== Objective ==
Return all of the data exactly, with nothing left out but the pictures.

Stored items
— Begin —

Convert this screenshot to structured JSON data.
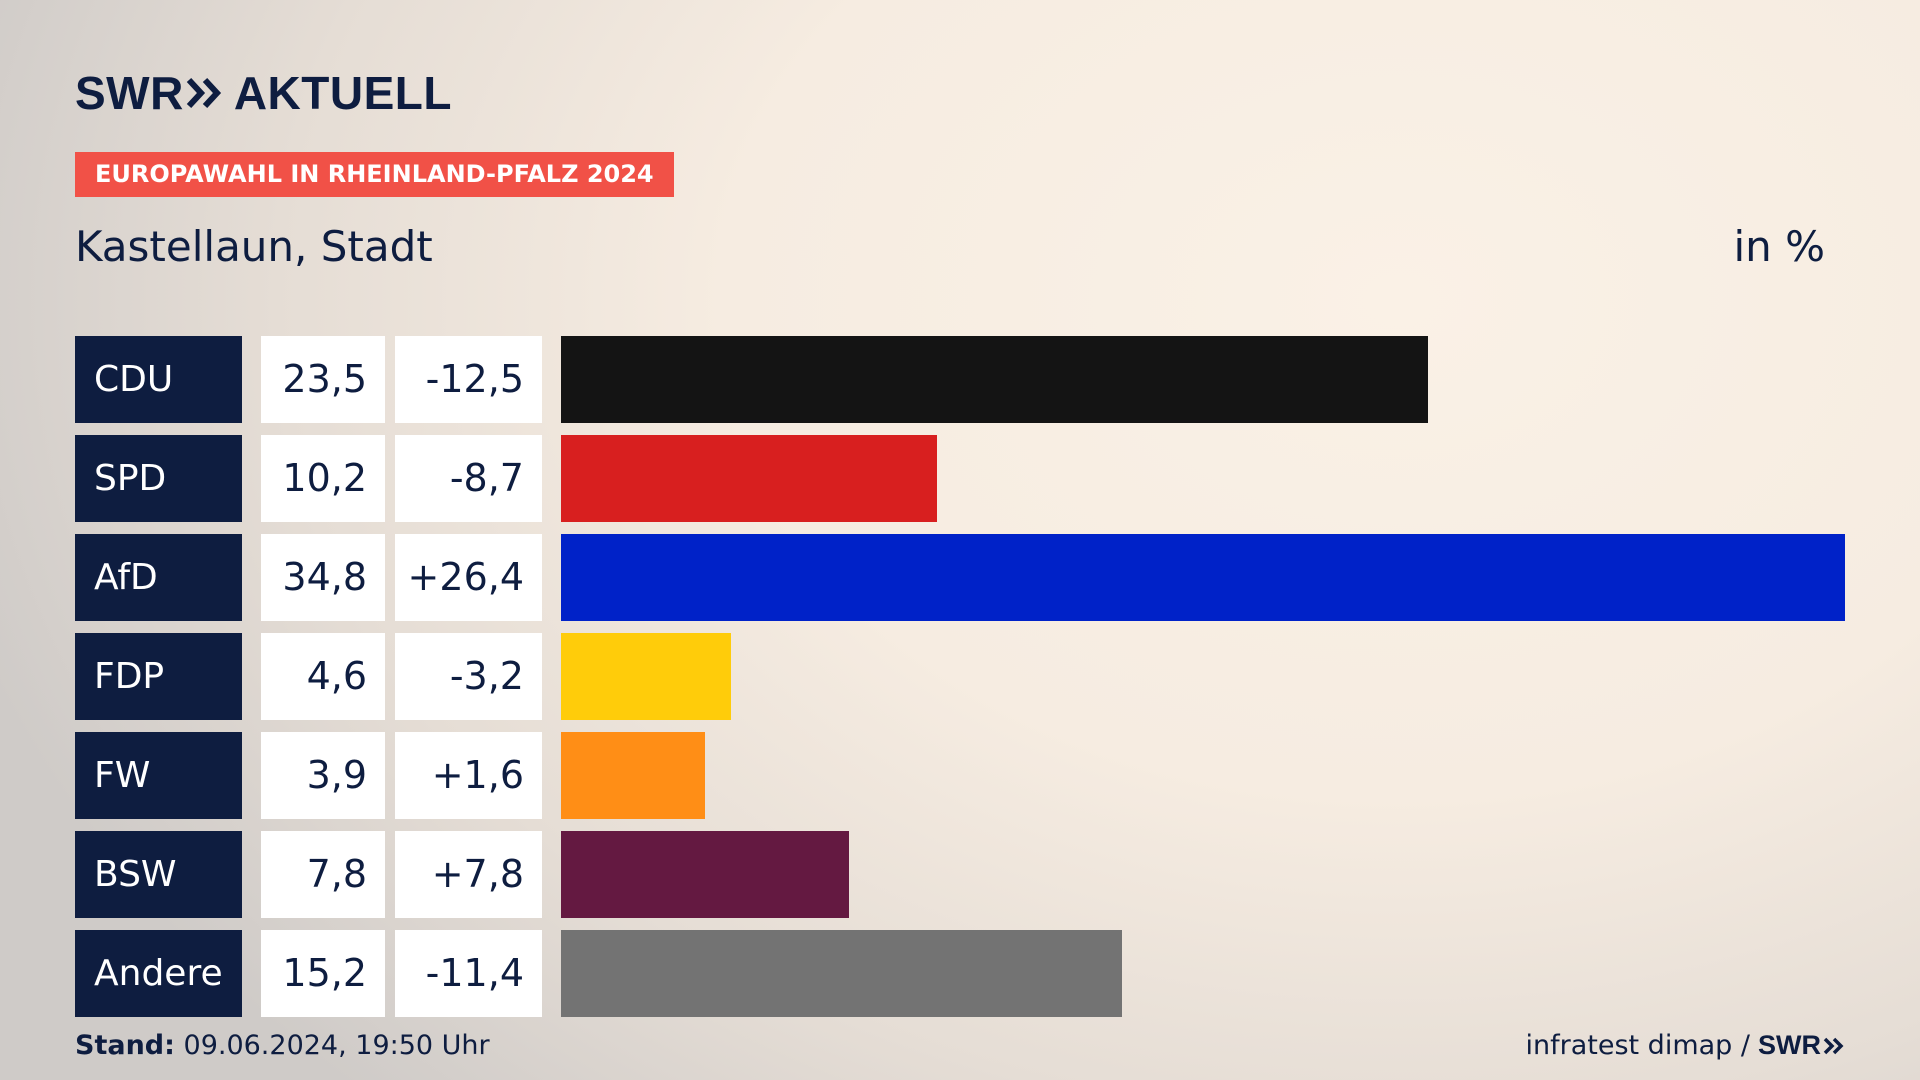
{
  "header": {
    "brand_left": "SWR",
    "brand_right": "AKTUELL",
    "badge": "EUROPAWAHL IN RHEINLAND-PFALZ 2024",
    "title": "Kastellaun, Stadt",
    "unit": "in %"
  },
  "chart_data": {
    "type": "bar",
    "orientation": "horizontal",
    "title": "Kastellaun, Stadt",
    "unit": "in %",
    "categories": [
      "CDU",
      "SPD",
      "AfD",
      "FDP",
      "FW",
      "BSW",
      "Andere"
    ],
    "values": [
      23.5,
      10.2,
      34.8,
      4.6,
      3.9,
      7.8,
      15.2
    ],
    "value_labels": [
      "23,5",
      "10,2",
      "34,8",
      "4,6",
      "3,9",
      "7,8",
      "15,2"
    ],
    "changes": [
      -12.5,
      -8.7,
      26.4,
      -3.2,
      1.6,
      7.8,
      -11.4
    ],
    "change_labels": [
      "-12,5",
      "-8,7",
      "+26,4",
      "-3,2",
      "+1,6",
      "+7,8",
      "-11,4"
    ],
    "colors": [
      "#141414",
      "#d81f1f",
      "#0022c8",
      "#ffcc0a",
      "#ff8e16",
      "#641941",
      "#737373"
    ],
    "xlim": [
      0,
      34.8
    ],
    "grid": false,
    "legend": "none"
  },
  "footer": {
    "stand_label": "Stand:",
    "stand_value": "09.06.2024, 19:50 Uhr",
    "source": "infratest dimap /",
    "logo": "SWR"
  }
}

— End —

== Exercise response ==
Convert this screenshot to structured JSON data.
{
  "header": {
    "brand_left": "SWR",
    "brand_right": "AKTUELL",
    "badge": "EUROPAWAHL IN RHEINLAND-PFALZ 2024",
    "title": "Kastellaun, Stadt",
    "unit": "in %"
  },
  "chart_data": {
    "type": "bar",
    "orientation": "horizontal",
    "title": "Kastellaun, Stadt",
    "unit": "in %",
    "categories": [
      "CDU",
      "SPD",
      "AfD",
      "FDP",
      "FW",
      "BSW",
      "Andere"
    ],
    "values": [
      23.5,
      10.2,
      34.8,
      4.6,
      3.9,
      7.8,
      15.2
    ],
    "value_labels": [
      "23,5",
      "10,2",
      "34,8",
      "4,6",
      "3,9",
      "7,8",
      "15,2"
    ],
    "changes": [
      -12.5,
      -8.7,
      26.4,
      -3.2,
      1.6,
      7.8,
      -11.4
    ],
    "change_labels": [
      "-12,5",
      "-8,7",
      "+26,4",
      "-3,2",
      "+1,6",
      "+7,8",
      "-11,4"
    ],
    "colors": [
      "#141414",
      "#d81f1f",
      "#0022c8",
      "#ffcc0a",
      "#ff8e16",
      "#641941",
      "#737373"
    ],
    "xlim": [
      0,
      34.8
    ],
    "grid": false,
    "legend": "none"
  },
  "footer": {
    "stand_label": "Stand:",
    "stand_value": "09.06.2024, 19:50 Uhr",
    "source": "infratest dimap /",
    "logo": "SWR"
  }
}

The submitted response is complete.